══ DATA TO PROCESS
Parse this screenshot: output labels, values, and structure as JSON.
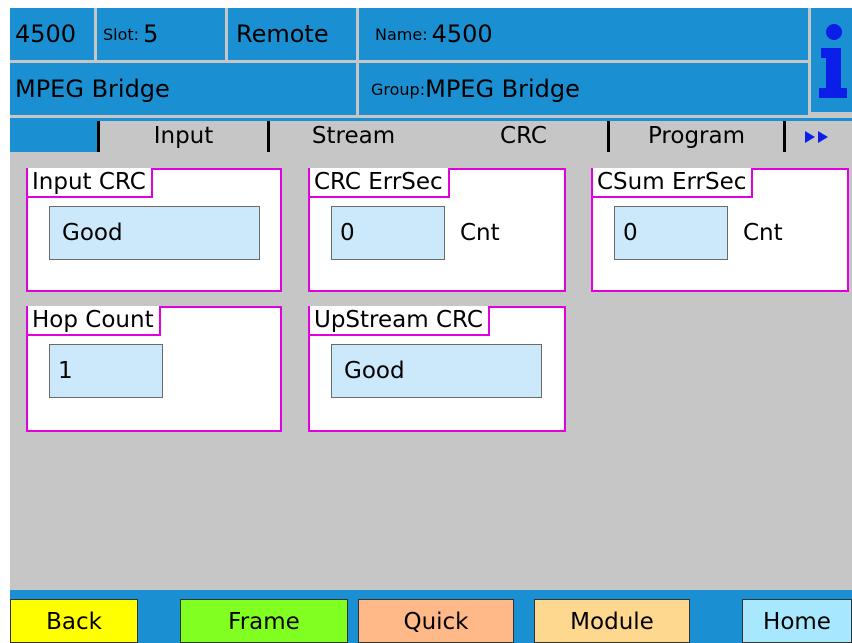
{
  "header": {
    "model": "4500",
    "slot_label": "Slot:",
    "slot_value": "5",
    "mode": "Remote",
    "name_label": "Name:",
    "name_value": "4500",
    "card": "MPEG Bridge",
    "group_label": "Group:",
    "group_value": "MPEG Bridge",
    "info_icon": "info-icon"
  },
  "tabs": [
    {
      "label": "Input",
      "active": false
    },
    {
      "label": "Stream",
      "active": false
    },
    {
      "label": "CRC",
      "active": true
    },
    {
      "label": "Program",
      "active": false
    }
  ],
  "tab_more_icon": "double-right-arrow-icon",
  "panels": {
    "input_crc": {
      "title": "Input CRC",
      "value": "Good"
    },
    "crc_errsec": {
      "title": "CRC ErrSec",
      "value": "0",
      "unit": "Cnt"
    },
    "csum_errsec": {
      "title": "CSum ErrSec",
      "value": "0",
      "unit": "Cnt"
    },
    "hop_count": {
      "title": "Hop Count",
      "value": "1"
    },
    "upstream_crc": {
      "title": "UpStream CRC",
      "value": "Good"
    }
  },
  "footer": {
    "back": "Back",
    "frame": "Frame",
    "quick": "Quick",
    "module": "Module",
    "home": "Home"
  },
  "colors": {
    "header_blue": "#1a8fd2",
    "panel_border": "#e000e0",
    "field_bg": "#cbe9fb",
    "back": "#ffff00",
    "frame": "#80ff20",
    "quick": "#ffb888",
    "module": "#ffd890",
    "home": "#a8e8ff"
  }
}
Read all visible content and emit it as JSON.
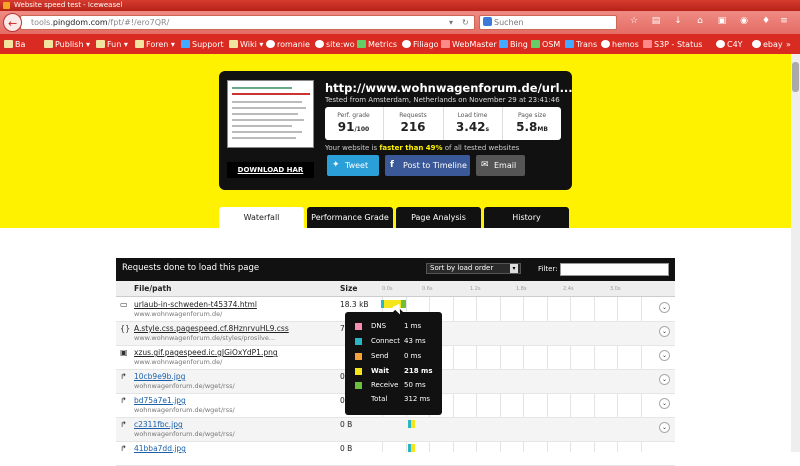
{
  "window": {
    "title": "Website speed test - Iceweasel"
  },
  "toolbar": {
    "url_prefix": "tools.",
    "url_domain": "pingdom.com",
    "url_rest": "/fpt/#!/ero7QR/",
    "search_placeholder": "Suchen"
  },
  "bookmarks": [
    "Ba",
    "Publish",
    "Fun",
    "Foren",
    "Support",
    "Wiki",
    "romanie",
    "site:wo",
    "Metrics",
    "Filiago",
    "WebMaster",
    "Bing",
    "OSM",
    "Trans",
    "hemos",
    "S3P - Status",
    "C4Y",
    "ebay"
  ],
  "summary": {
    "url": "http://www.wohnwagenforum.de/url...",
    "tested": "Tested from Amsterdam, Netherlands on November 29 at 23:41:46",
    "download_har": "DOWNLOAD HAR",
    "stats": [
      {
        "label": "Perf. grade",
        "value": "91",
        "unit": "/100"
      },
      {
        "label": "Requests",
        "value": "216",
        "unit": ""
      },
      {
        "label": "Load time",
        "value": "3.42",
        "unit": "s"
      },
      {
        "label": "Page size",
        "value": "5.8",
        "unit": "MB"
      }
    ],
    "faster_pre": "Your website is ",
    "faster_bold": "faster than 49%",
    "faster_post": " of all tested websites",
    "tweet": "Tweet",
    "timeline": "Post to Timeline",
    "email": "Email"
  },
  "tabs": [
    "Waterfall",
    "Performance Grade",
    "Page Analysis",
    "History"
  ],
  "requests": {
    "title": "Requests done to load this page",
    "sort": "Sort by load order",
    "filter_label": "Filter:",
    "col_file": "File/path",
    "col_size": "Size",
    "ticks": [
      "0.0s",
      "0.6s",
      "1.2s",
      "1.8s",
      "2.4s",
      "3.0s"
    ],
    "rows": [
      {
        "file": "urlaub-in-schweden-t45374.html",
        "path": "www.wohnwagenforum.de/",
        "size": "18.3 kB",
        "icon": "document-icon",
        "link": false
      },
      {
        "file": "A.style.css.pagespeed.cf.8HznrvuHL9.css",
        "path": "www.wohnwagenforum.de/styles/prosilve...",
        "size": "7",
        "icon": "css-icon",
        "link": false
      },
      {
        "file": "xzus.gif.pagespeed.ic.gJGiOxYdP1.png",
        "path": "www.wohnwagenforum.de/",
        "size": "",
        "icon": "image-icon",
        "link": false
      },
      {
        "file": "10cb9e9b.jpg",
        "path": "wohnwagenforum.de/wget/rss/",
        "size": "0",
        "icon": "redirect-icon",
        "link": true
      },
      {
        "file": "bd75a7e1.jpg",
        "path": "wohnwagenforum.de/wget/rss/",
        "size": "0",
        "icon": "redirect-icon",
        "link": true
      },
      {
        "file": "c2311fbc.jpg",
        "path": "wohnwagenforum.de/wget/rss/",
        "size": "0 B",
        "icon": "redirect-icon",
        "link": true
      },
      {
        "file": "41bba7dd.jpg",
        "path": "",
        "size": "0 B",
        "icon": "redirect-icon",
        "link": true
      }
    ]
  },
  "tooltip": {
    "rows": [
      {
        "label": "DNS",
        "value": "1 ms",
        "color": "#f48fb1"
      },
      {
        "label": "Connect",
        "value": "43 ms",
        "color": "#29b6c6"
      },
      {
        "label": "Send",
        "value": "0 ms",
        "color": "#f5a23a"
      },
      {
        "label": "Wait",
        "value": "218 ms",
        "color": "#f5e61a"
      },
      {
        "label": "Receive",
        "value": "50 ms",
        "color": "#6bbf3a"
      },
      {
        "label": "Total",
        "value": "312 ms",
        "color": ""
      }
    ]
  },
  "colors": {
    "brand_yellow": "#fff200",
    "browser_red": "#d92b21",
    "tweet": "#2b9fd8",
    "facebook": "#3b5998",
    "email": "#555555"
  }
}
════
Strip the images and reproduce the remaining records precisely.

Parse this screenshot: output labels, values, and structure as JSON.
{
  "header": {
    "model": "4500",
    "slot_label": "Slot:",
    "slot_value": "5",
    "mode": "Remote",
    "name_label": "Name:",
    "name_value": "4500",
    "card": "MPEG Bridge",
    "group_label": "Group:",
    "group_value": "MPEG Bridge",
    "info_icon": "info-icon"
  },
  "tabs": [
    {
      "label": "Input",
      "active": false
    },
    {
      "label": "Stream",
      "active": false
    },
    {
      "label": "CRC",
      "active": true
    },
    {
      "label": "Program",
      "active": false
    }
  ],
  "tab_more_icon": "double-right-arrow-icon",
  "panels": {
    "input_crc": {
      "title": "Input CRC",
      "value": "Good"
    },
    "crc_errsec": {
      "title": "CRC ErrSec",
      "value": "0",
      "unit": "Cnt"
    },
    "csum_errsec": {
      "title": "CSum ErrSec",
      "value": "0",
      "unit": "Cnt"
    },
    "hop_count": {
      "title": "Hop Count",
      "value": "1"
    },
    "upstream_crc": {
      "title": "UpStream CRC",
      "value": "Good"
    }
  },
  "footer": {
    "back": "Back",
    "frame": "Frame",
    "quick": "Quick",
    "module": "Module",
    "home": "Home"
  },
  "colors": {
    "header_blue": "#1a8fd2",
    "panel_border": "#e000e0",
    "field_bg": "#cbe9fb",
    "back": "#ffff00",
    "frame": "#80ff20",
    "quick": "#ffb888",
    "module": "#ffd890",
    "home": "#a8e8ff"
  }
}
Read all visible content and emit it as JSON.
{
  "window": {
    "title": "Website speed test - Iceweasel"
  },
  "toolbar": {
    "url_prefix": "tools.",
    "url_domain": "pingdom.com",
    "url_rest": "/fpt/#!/ero7QR/",
    "search_placeholder": "Suchen"
  },
  "bookmarks": [
    "Ba",
    "Publish",
    "Fun",
    "Foren",
    "Support",
    "Wiki",
    "romanie",
    "site:wo",
    "Metrics",
    "Filiago",
    "WebMaster",
    "Bing",
    "OSM",
    "Trans",
    "hemos",
    "S3P - Status",
    "C4Y",
    "ebay"
  ],
  "summary": {
    "url": "http://www.wohnwagenforum.de/url...",
    "tested": "Tested from Amsterdam, Netherlands on November 29 at 23:41:46",
    "download_har": "DOWNLOAD HAR",
    "stats": [
      {
        "label": "Perf. grade",
        "value": "91",
        "unit": "/100"
      },
      {
        "label": "Requests",
        "value": "216",
        "unit": ""
      },
      {
        "label": "Load time",
        "value": "3.42",
        "unit": "s"
      },
      {
        "label": "Page size",
        "value": "5.8",
        "unit": "MB"
      }
    ],
    "faster_pre": "Your website is ",
    "faster_bold": "faster than 49%",
    "faster_post": " of all tested websites",
    "tweet": "Tweet",
    "timeline": "Post to Timeline",
    "email": "Email"
  },
  "tabs": [
    "Waterfall",
    "Performance Grade",
    "Page Analysis",
    "History"
  ],
  "requests": {
    "title": "Requests done to load this page",
    "sort": "Sort by load order",
    "filter_label": "Filter:",
    "col_file": "File/path",
    "col_size": "Size",
    "ticks": [
      "0.0s",
      "0.6s",
      "1.2s",
      "1.8s",
      "2.4s",
      "3.0s"
    ],
    "rows": [
      {
        "file": "urlaub-in-schweden-t45374.html",
        "path": "www.wohnwagenforum.de/",
        "size": "18.3 kB",
        "icon": "document-icon",
        "link": false
      },
      {
        "file": "A.style.css.pagespeed.cf.8HznrvuHL9.css",
        "path": "www.wohnwagenforum.de/styles/prosilve...",
        "size": "7",
        "icon": "css-icon",
        "link": false
      },
      {
        "file": "xzus.gif.pagespeed.ic.gJGiOxYdP1.png",
        "path": "www.wohnwagenforum.de/",
        "size": "",
        "icon": "image-icon",
        "link": false
      },
      {
        "file": "10cb9e9b.jpg",
        "path": "wohnwagenforum.de/wget/rss/",
        "size": "0",
        "icon": "redirect-icon",
        "link": true
      },
      {
        "file": "bd75a7e1.jpg",
        "path": "wohnwagenforum.de/wget/rss/",
        "size": "0",
        "icon": "redirect-icon",
        "link": true
      },
      {
        "file": "c2311fbc.jpg",
        "path": "wohnwagenforum.de/wget/rss/",
        "size": "0 B",
        "icon": "redirect-icon",
        "link": true
      },
      {
        "file": "41bba7dd.jpg",
        "path": "",
        "size": "0 B",
        "icon": "redirect-icon",
        "link": true
      }
    ]
  },
  "tooltip": {
    "rows": [
      {
        "label": "DNS",
        "value": "1 ms",
        "color": "#f48fb1"
      },
      {
        "label": "Connect",
        "value": "43 ms",
        "color": "#29b6c6"
      },
      {
        "label": "Send",
        "value": "0 ms",
        "color": "#f5a23a"
      },
      {
        "label": "Wait",
        "value": "218 ms",
        "color": "#f5e61a"
      },
      {
        "label": "Receive",
        "value": "50 ms",
        "color": "#6bbf3a"
      },
      {
        "label": "Total",
        "value": "312 ms",
        "color": ""
      }
    ]
  },
  "colors": {
    "brand_yellow": "#fff200",
    "browser_red": "#d92b21",
    "tweet": "#2b9fd8",
    "facebook": "#3b5998",
    "email": "#555555"
  }
}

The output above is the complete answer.